**Stated problem:** Write out every entry word for word.

******

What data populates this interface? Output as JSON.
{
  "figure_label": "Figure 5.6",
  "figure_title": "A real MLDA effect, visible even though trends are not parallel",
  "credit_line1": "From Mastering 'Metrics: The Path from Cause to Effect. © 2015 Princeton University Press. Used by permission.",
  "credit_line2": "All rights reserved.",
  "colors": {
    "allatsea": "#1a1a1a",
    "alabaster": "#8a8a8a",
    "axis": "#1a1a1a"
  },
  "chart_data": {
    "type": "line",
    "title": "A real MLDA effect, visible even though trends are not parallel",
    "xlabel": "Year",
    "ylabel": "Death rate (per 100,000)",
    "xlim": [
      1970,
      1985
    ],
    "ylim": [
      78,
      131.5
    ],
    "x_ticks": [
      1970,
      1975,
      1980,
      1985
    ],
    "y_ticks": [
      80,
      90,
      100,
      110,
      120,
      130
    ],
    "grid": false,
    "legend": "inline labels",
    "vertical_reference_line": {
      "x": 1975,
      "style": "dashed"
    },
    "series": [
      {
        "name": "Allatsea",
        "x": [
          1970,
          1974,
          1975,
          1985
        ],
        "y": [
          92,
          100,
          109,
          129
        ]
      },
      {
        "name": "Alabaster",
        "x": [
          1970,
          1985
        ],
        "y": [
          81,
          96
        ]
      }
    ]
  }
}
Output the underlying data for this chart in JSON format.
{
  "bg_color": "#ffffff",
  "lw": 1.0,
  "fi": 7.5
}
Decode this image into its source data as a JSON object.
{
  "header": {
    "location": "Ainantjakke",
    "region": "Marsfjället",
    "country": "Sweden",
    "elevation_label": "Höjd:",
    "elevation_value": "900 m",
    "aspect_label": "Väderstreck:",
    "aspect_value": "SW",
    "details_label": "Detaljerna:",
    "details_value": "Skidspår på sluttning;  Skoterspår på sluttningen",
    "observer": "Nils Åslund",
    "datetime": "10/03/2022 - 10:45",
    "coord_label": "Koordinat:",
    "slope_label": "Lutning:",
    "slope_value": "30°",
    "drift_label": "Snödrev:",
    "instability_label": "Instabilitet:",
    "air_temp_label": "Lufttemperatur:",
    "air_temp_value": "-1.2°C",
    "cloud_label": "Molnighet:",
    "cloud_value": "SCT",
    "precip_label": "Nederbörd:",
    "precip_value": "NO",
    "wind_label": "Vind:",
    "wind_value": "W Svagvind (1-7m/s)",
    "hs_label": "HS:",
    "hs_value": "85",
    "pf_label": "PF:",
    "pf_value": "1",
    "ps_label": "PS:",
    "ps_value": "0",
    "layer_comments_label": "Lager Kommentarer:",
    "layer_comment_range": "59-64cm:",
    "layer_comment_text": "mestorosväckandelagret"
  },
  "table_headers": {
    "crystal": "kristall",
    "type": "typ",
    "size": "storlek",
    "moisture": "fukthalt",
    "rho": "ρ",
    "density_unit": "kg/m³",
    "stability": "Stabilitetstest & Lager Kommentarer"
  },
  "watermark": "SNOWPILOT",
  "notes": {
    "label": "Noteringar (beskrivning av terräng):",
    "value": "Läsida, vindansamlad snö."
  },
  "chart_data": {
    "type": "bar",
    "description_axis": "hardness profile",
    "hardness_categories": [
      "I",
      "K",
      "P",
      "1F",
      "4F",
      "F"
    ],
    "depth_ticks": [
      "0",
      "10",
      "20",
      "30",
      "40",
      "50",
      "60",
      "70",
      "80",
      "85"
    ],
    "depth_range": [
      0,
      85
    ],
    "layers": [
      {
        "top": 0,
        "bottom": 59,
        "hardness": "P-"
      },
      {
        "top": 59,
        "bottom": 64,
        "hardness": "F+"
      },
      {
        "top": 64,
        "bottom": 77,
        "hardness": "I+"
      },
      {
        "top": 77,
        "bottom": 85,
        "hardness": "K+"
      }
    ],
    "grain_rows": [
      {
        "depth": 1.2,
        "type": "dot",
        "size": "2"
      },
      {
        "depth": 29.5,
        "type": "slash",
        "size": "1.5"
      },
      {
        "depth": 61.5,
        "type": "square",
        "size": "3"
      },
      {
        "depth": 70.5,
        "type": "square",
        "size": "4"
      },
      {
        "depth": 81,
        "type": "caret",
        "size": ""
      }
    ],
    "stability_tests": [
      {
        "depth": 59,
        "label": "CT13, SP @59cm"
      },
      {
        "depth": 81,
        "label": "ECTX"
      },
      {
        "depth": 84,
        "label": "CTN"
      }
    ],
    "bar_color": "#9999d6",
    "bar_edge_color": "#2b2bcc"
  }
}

******

**Response:**
What data populates this interface? Output as JSON.
{
  "figure_label": "Figure 5.6",
  "figure_title": "A real MLDA effect, visible even though trends are not parallel",
  "credit_line1": "From Mastering 'Metrics: The Path from Cause to Effect. © 2015 Princeton University Press. Used by permission.",
  "credit_line2": "All rights reserved.",
  "colors": {
    "allatsea": "#1a1a1a",
    "alabaster": "#8a8a8a",
    "axis": "#1a1a1a"
  },
  "chart_data": {
    "type": "line",
    "title": "A real MLDA effect, visible even though trends are not parallel",
    "xlabel": "Year",
    "ylabel": "Death rate (per 100,000)",
    "xlim": [
      1970,
      1985
    ],
    "ylim": [
      78,
      131.5
    ],
    "x_ticks": [
      1970,
      1975,
      1980,
      1985
    ],
    "y_ticks": [
      80,
      90,
      100,
      110,
      120,
      130
    ],
    "grid": false,
    "legend": "inline labels",
    "vertical_reference_line": {
      "x": 1975,
      "style": "dashed"
    },
    "series": [
      {
        "name": "Allatsea",
        "x": [
          1970,
          1974,
          1975,
          1985
        ],
        "y": [
          92,
          100,
          109,
          129
        ]
      },
      {
        "name": "Alabaster",
        "x": [
          1970,
          1985
        ],
        "y": [
          81,
          96
        ]
      }
    ]
  }
}
Output the underlying data for this chart in JSON format.
{
  "bg_color": "#ffffff",
  "lw": 1.0,
  "fi": 7.5
}
Decode this image into its source data as a JSON object.
{
  "header": {
    "location": "Ainantjakke",
    "region": "Marsfjället",
    "country": "Sweden",
    "elevation_label": "Höjd:",
    "elevation_value": "900 m",
    "aspect_label": "Väderstreck:",
    "aspect_value": "SW",
    "details_label": "Detaljerna:",
    "details_value": "Skidspår på sluttning;  Skoterspår på sluttningen",
    "observer": "Nils Åslund",
    "datetime": "10/03/2022 - 10:45",
    "coord_label": "Koordinat:",
    "slope_label": "Lutning:",
    "slope_value": "30°",
    "drift_label": "Snödrev:",
    "instability_label": "Instabilitet:",
    "air_temp_label": "Lufttemperatur:",
    "air_temp_value": "-1.2°C",
    "cloud_label": "Molnighet:",
    "cloud_value": "SCT",
    "precip_label": "Nederbörd:",
    "precip_value": "NO",
    "wind_label": "Vind:",
    "wind_value": "W Svagvind (1-7m/s)",
    "hs_label": "HS:",
    "hs_value": "85",
    "pf_label": "PF:",
    "pf_value": "1",
    "ps_label": "PS:",
    "ps_value": "0",
    "layer_comments_label": "Lager Kommentarer:",
    "layer_comment_range": "59-64cm:",
    "layer_comment_text": "mestorosväckandelagret"
  },
  "table_headers": {
    "crystal": "kristall",
    "type": "typ",
    "size": "storlek",
    "moisture": "fukthalt",
    "rho": "ρ",
    "density_unit": "kg/m³",
    "stability": "Stabilitetstest & Lager Kommentarer"
  },
  "watermark": "SNOWPILOT",
  "notes": {
    "label": "Noteringar (beskrivning av terräng):",
    "value": "Läsida, vindansamlad snö."
  },
  "chart_data": {
    "type": "bar",
    "description_axis": "hardness profile",
    "hardness_categories": [
      "I",
      "K",
      "P",
      "1F",
      "4F",
      "F"
    ],
    "depth_ticks": [
      "0",
      "10",
      "20",
      "30",
      "40",
      "50",
      "60",
      "70",
      "80",
      "85"
    ],
    "depth_range": [
      0,
      85
    ],
    "layers": [
      {
        "top": 0,
        "bottom": 59,
        "hardness": "P-"
      },
      {
        "top": 59,
        "bottom": 64,
        "hardness": "F+"
      },
      {
        "top": 64,
        "bottom": 77,
        "hardness": "I+"
      },
      {
        "top": 77,
        "bottom": 85,
        "hardness": "K+"
      }
    ],
    "grain_rows": [
      {
        "depth": 1.2,
        "type": "dot",
        "size": "2"
      },
      {
        "depth": 29.5,
        "type": "slash",
        "size": "1.5"
      },
      {
        "depth": 61.5,
        "type": "square",
        "size": "3"
      },
      {
        "depth": 70.5,
        "type": "square",
        "size": "4"
      },
      {
        "depth": 81,
        "type": "caret",
        "size": ""
      }
    ],
    "stability_tests": [
      {
        "depth": 59,
        "label": "CT13, SP @59cm"
      },
      {
        "depth": 81,
        "label": "ECTX"
      },
      {
        "depth": 84,
        "label": "CTN"
      }
    ],
    "bar_color": "#9999d6",
    "bar_edge_color": "#2b2bcc"
  }
}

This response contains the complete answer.